**AIM:**
Find and copy lines holding "References".

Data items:
_ _ _ _ _

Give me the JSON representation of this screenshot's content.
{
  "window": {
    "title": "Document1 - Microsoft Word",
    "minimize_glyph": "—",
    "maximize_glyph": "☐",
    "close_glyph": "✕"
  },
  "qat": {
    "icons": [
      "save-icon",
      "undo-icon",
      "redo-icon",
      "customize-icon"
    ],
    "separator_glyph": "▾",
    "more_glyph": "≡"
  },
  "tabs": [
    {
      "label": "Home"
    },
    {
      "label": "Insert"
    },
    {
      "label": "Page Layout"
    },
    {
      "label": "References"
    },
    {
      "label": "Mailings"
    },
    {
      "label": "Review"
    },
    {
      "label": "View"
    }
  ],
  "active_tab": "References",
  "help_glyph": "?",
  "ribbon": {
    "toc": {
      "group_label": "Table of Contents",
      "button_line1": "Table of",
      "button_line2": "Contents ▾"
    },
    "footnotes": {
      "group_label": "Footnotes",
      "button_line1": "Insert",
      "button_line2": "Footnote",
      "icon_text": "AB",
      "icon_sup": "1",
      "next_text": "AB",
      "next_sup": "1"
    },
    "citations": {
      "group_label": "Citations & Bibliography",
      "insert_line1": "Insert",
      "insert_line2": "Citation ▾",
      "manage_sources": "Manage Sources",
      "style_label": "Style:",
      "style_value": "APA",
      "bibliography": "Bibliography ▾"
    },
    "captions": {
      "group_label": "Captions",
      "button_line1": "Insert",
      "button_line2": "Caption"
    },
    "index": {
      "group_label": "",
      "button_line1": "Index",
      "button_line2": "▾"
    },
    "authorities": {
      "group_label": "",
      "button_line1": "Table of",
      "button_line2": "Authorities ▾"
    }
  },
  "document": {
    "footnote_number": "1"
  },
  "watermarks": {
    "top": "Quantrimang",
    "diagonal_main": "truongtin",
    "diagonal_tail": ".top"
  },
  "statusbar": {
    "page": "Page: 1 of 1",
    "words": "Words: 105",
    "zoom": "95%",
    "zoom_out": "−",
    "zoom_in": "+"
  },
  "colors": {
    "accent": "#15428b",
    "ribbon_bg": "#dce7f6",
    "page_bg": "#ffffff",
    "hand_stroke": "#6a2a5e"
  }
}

_ _ _ _ _

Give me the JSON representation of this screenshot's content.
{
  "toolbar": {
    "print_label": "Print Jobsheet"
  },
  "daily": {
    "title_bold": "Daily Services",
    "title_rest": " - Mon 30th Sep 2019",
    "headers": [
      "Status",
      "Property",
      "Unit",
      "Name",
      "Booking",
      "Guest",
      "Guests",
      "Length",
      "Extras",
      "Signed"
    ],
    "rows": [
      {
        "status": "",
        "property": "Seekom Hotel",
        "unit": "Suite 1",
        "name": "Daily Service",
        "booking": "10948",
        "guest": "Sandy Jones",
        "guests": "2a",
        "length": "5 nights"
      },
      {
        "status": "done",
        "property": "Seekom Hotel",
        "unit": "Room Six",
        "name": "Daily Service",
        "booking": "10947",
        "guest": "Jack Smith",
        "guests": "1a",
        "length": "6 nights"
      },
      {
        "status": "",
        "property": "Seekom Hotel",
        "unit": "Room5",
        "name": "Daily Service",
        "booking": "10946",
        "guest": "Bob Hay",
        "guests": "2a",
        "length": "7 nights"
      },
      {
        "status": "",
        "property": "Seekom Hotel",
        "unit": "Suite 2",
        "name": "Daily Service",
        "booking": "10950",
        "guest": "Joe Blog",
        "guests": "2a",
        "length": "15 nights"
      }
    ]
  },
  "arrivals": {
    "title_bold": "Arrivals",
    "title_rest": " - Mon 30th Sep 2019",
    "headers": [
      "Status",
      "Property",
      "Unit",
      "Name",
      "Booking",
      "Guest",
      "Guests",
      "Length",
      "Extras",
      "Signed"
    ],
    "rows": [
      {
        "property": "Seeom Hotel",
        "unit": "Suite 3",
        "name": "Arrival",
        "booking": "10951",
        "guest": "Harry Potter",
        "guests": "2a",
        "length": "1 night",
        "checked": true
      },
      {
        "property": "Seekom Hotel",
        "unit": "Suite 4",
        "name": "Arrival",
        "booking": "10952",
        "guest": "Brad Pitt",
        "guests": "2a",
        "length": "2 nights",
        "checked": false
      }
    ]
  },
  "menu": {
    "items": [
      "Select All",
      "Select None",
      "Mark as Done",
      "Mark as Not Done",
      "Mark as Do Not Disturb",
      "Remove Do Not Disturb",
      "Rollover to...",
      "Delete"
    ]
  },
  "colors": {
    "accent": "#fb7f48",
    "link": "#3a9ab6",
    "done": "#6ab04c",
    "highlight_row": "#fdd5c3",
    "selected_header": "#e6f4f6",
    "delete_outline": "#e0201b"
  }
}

_ _ _ _ _

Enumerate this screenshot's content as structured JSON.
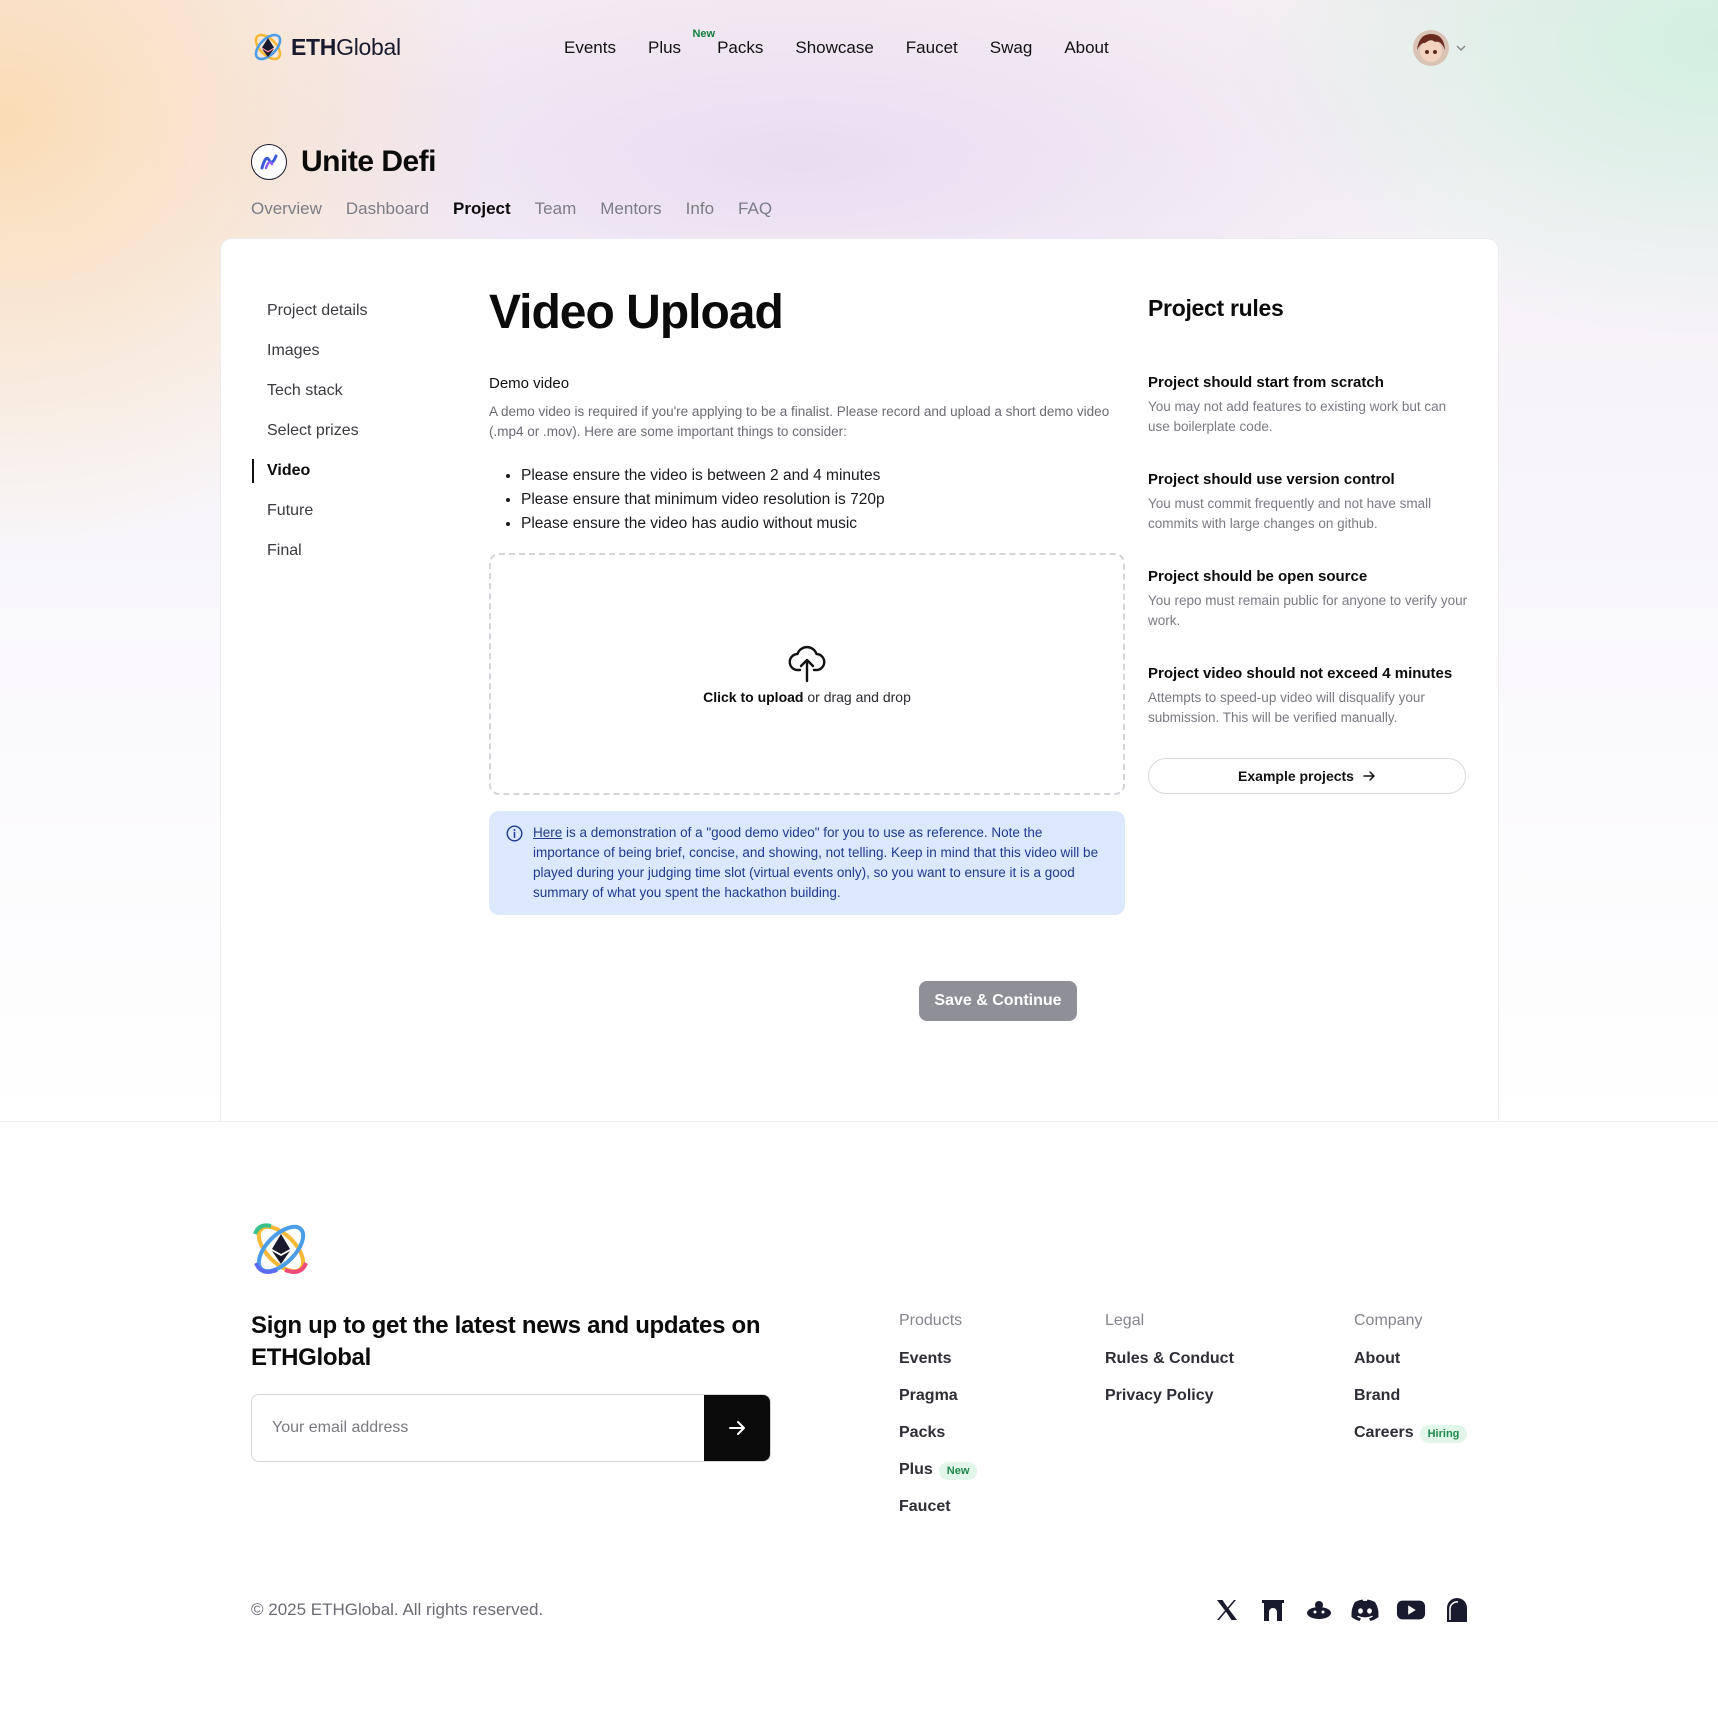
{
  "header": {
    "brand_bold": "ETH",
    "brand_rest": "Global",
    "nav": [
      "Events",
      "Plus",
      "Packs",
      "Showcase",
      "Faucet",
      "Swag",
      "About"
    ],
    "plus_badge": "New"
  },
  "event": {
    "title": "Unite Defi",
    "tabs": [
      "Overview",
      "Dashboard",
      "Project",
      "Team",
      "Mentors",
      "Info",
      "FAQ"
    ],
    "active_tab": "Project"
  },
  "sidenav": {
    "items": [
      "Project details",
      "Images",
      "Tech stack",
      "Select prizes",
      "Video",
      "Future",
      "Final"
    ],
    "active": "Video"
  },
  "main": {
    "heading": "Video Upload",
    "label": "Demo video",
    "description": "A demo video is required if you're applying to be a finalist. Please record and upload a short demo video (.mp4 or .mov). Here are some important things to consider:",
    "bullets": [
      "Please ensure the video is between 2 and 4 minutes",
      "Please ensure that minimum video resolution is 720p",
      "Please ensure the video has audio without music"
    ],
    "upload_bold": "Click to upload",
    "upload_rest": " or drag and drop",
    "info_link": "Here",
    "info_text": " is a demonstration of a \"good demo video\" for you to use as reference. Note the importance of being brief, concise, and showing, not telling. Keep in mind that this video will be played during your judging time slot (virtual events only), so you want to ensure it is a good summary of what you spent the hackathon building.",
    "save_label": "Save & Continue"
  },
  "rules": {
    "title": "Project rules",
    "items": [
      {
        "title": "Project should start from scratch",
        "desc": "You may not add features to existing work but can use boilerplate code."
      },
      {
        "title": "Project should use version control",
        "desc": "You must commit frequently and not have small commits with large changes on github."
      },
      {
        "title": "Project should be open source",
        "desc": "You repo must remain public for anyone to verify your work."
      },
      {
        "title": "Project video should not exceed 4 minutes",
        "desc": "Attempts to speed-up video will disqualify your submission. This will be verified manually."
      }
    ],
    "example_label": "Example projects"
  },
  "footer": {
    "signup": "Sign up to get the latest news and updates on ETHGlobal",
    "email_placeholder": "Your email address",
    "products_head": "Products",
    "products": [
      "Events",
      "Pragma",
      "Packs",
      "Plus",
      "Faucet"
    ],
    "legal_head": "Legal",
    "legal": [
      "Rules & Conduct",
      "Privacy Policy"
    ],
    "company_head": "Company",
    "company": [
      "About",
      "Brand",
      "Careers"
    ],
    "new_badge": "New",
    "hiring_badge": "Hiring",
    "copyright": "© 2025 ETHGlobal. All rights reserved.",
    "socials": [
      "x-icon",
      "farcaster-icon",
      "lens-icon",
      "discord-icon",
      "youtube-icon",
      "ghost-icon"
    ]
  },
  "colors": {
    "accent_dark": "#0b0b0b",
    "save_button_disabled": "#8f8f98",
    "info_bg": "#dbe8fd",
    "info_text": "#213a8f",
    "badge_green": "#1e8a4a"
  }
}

_ _ _ _ _

**OUTPUT:**
      "label": "References"
  "active_tab": "References",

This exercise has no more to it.